▸ Task to carry out
Output each line exactly as it appears, skipping any embedded picture.

▸ Stored records
◆ ◆ ◆ ◆ ◆ ◆ ◆

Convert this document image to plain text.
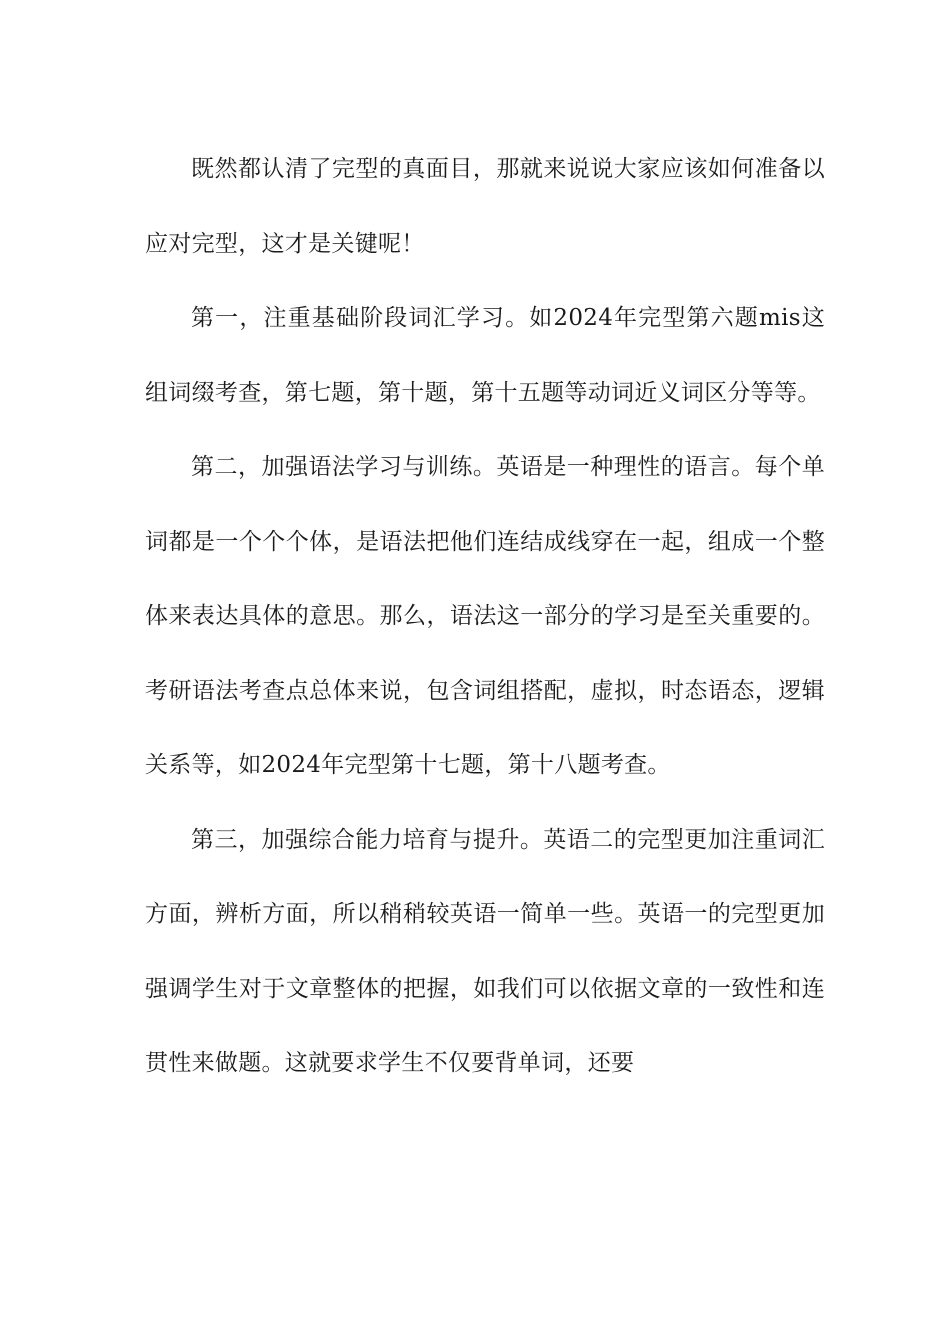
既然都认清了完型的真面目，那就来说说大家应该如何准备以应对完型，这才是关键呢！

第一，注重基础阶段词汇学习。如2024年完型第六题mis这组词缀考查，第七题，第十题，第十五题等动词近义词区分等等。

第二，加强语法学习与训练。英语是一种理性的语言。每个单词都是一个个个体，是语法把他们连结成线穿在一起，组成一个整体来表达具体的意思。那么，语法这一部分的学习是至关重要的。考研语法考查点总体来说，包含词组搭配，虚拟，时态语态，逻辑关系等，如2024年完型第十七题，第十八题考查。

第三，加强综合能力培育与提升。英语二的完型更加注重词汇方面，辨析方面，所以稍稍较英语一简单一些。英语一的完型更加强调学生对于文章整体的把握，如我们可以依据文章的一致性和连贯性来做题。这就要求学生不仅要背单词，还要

◆ ◆ ◆ ◆ ◆ ◆ ◆

▸ Result below
Convert this document image to plain text.
既然都认清了完型的真面目，那就来说说大家应该如何准备以应对完型，这才是关键呢！

第一，注重基础阶段词汇学习。如2024年完型第六题mis这组词缀考查，第七题，第十题，第十五题等动词近义词区分等等。

第二，加强语法学习与训练。英语是一种理性的语言。每个单词都是一个个个体，是语法把他们连结成线穿在一起，组成一个整体来表达具体的意思。那么，语法这一部分的学习是至关重要的。考研语法考查点总体来说，包含词组搭配，虚拟，时态语态，逻辑关系等，如2024年完型第十七题，第十八题考查。

第三，加强综合能力培育与提升。英语二的完型更加注重词汇方面，辨析方面，所以稍稍较英语一简单一些。英语一的完型更加强调学生对于文章整体的把握，如我们可以依据文章的一致性和连贯性来做题。这就要求学生不仅要背单词，还要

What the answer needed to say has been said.